**Directions**: Transcribe the material exactly. Images do not belong in the copy.

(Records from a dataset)

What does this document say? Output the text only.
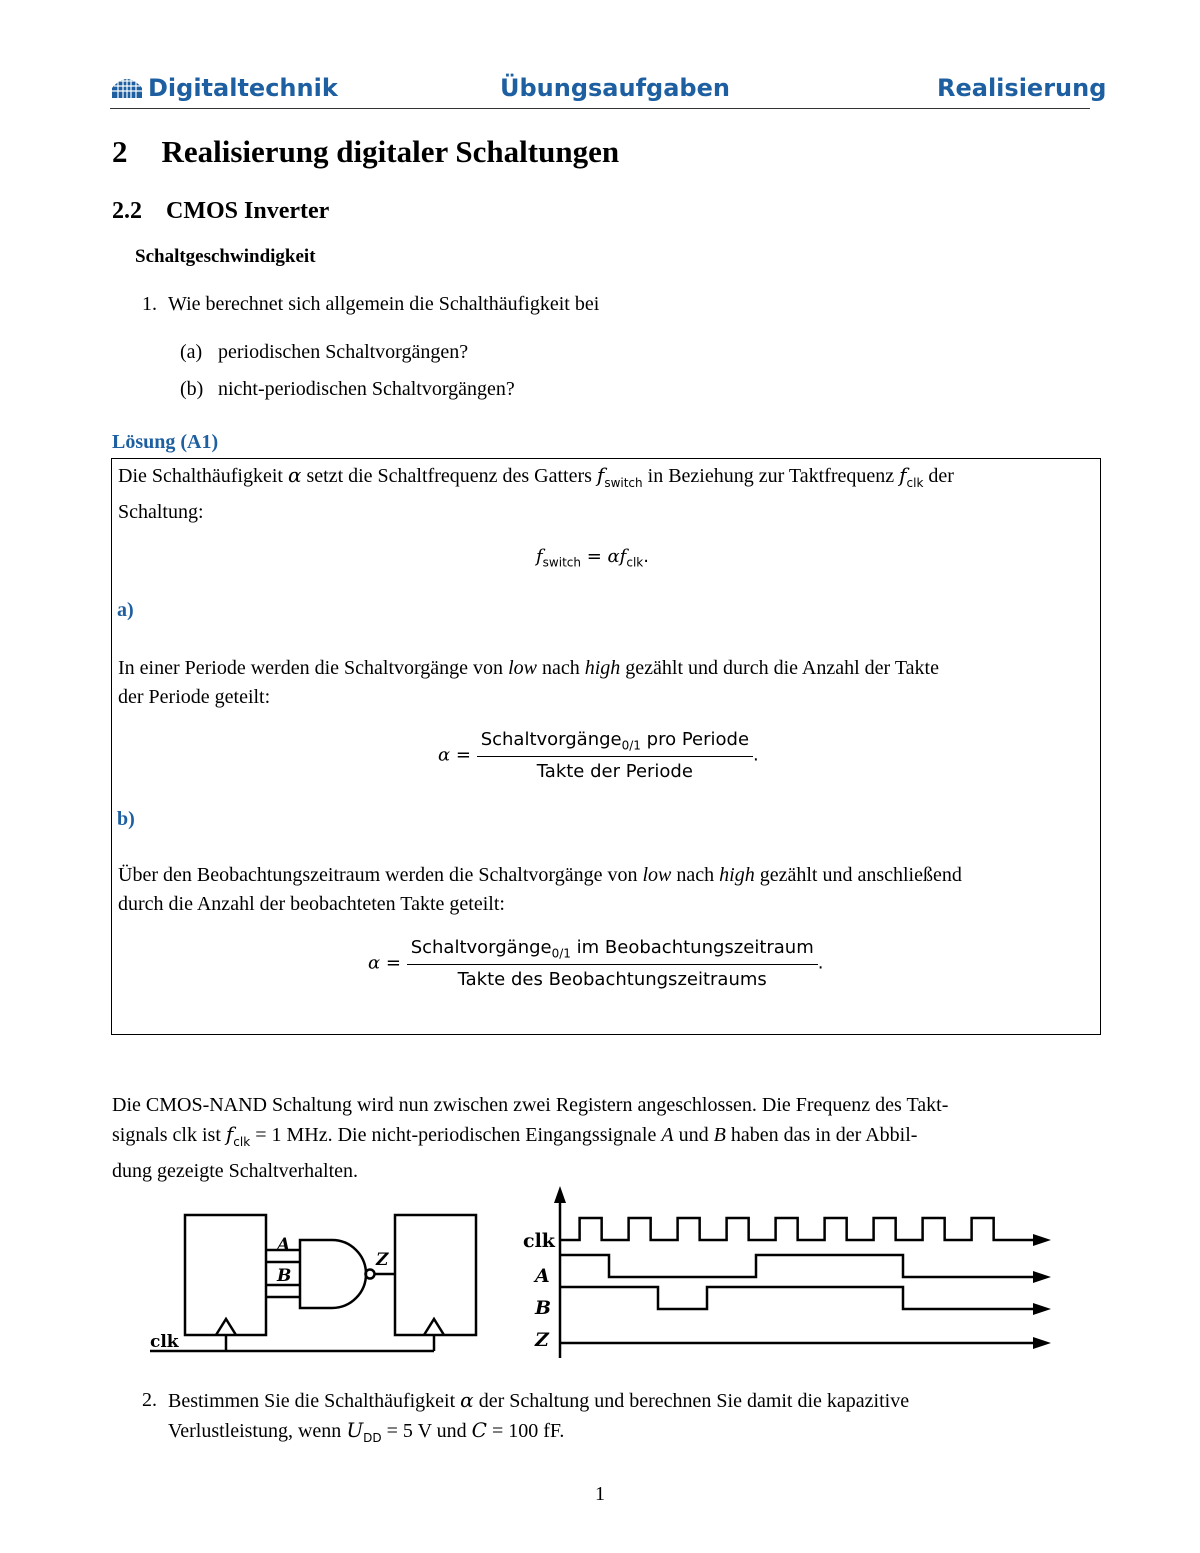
Digitaltechnik	Übungsaufgaben	Realisierung
2 Realisierung digitaler Schaltungen
2.2 CMOS Inverter
Schaltgeschwindigkeit
1. Wie berechnet sich allgemein die Schalthäufigkeit bei
(a) periodischen Schaltvorgängen?
(b) nicht-periodischen Schaltvorgängen?
Lösung (A1)
Die Schalthäufigkeit α setzt die Schaltfrequenz des Gatters $f_{switch}$ in Beziehung zur Taktfrequenz $f_{clk}$ der
Schaltung:
$f_{switch} = \alpha f_{clk}$.
a)
In einer Periode werden die Schaltvorgänge von low nach high gezählt und durch die Anzahl der Takte
der Periode geteilt:
$\alpha = \frac{Schaltvorgänge_{0/1} pro Periode}{\text{Takte der Periode}}$ .
b)
Über den Beobachtungszeitraum werden die Schaltvorgänge von low nach high gezählt und anschließend
durch die Anzahl der beobachteten Takte geteilt:
$\alpha = \frac{Schaltvorgänge_{0/1} im Beobachtungszeitraum}{\text{Takte des Beobachtungszeitraums}}$ .
Die CMOS-NAND Schaltung wird nun zwischen zwei Registern angeschlossen. Die Frequenz des Takt-
signals clk ist $f_{clk} = 1$ MHz. Die nicht-periodischen Eingangssignale A und B haben das in der Abbil-
dung gezeigte Schaltverhalten.
A
B
Z
clk
clk
A
B
Z
2. Bestimmen Sie die Schalthäufigkeit α der Schaltung und berechnen Sie damit die kapazitive
Verlustleistung, wenn $U_{DD} = 5$ V und C = 100 fF.
1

**Response to this exercise**:
What does this document say? Output the text only.
Digitaltechnik	Übungsaufgaben	Realisierung
2 Realisierung digitaler Schaltungen
2.2 CMOS Inverter
Schaltgeschwindigkeit
1. Wie berechnet sich allgemein die Schalthäufigkeit bei
(a) periodischen Schaltvorgängen?
(b) nicht-periodischen Schaltvorgängen?
Lösung (A1)
Die Schalthäufigkeit α setzt die Schaltfrequenz des Gatters $f_{switch}$ in Beziehung zur Taktfrequenz $f_{clk}$ der
Schaltung:
$f_{switch} = \alpha f_{clk}$.
a)
In einer Periode werden die Schaltvorgänge von low nach high gezählt und durch die Anzahl der Takte
der Periode geteilt:
$\alpha = \frac{Schaltvorgänge_{0/1} pro Periode}{\text{Takte der Periode}}$ .
b)
Über den Beobachtungszeitraum werden die Schaltvorgänge von low nach high gezählt und anschließend
durch die Anzahl der beobachteten Takte geteilt:
$\alpha = \frac{Schaltvorgänge_{0/1} im Beobachtungszeitraum}{\text{Takte des Beobachtungszeitraums}}$ .
Die CMOS-NAND Schaltung wird nun zwischen zwei Registern angeschlossen. Die Frequenz des Takt-
signals clk ist $f_{clk} = 1$ MHz. Die nicht-periodischen Eingangssignale A und B haben das in der Abbil-
dung gezeigte Schaltverhalten.
A
B
Z
clk
clk
A
B
Z
2. Bestimmen Sie die Schalthäufigkeit α der Schaltung und berechnen Sie damit die kapazitive
Verlustleistung, wenn $U_{DD} = 5$ V und C = 100 fF.
1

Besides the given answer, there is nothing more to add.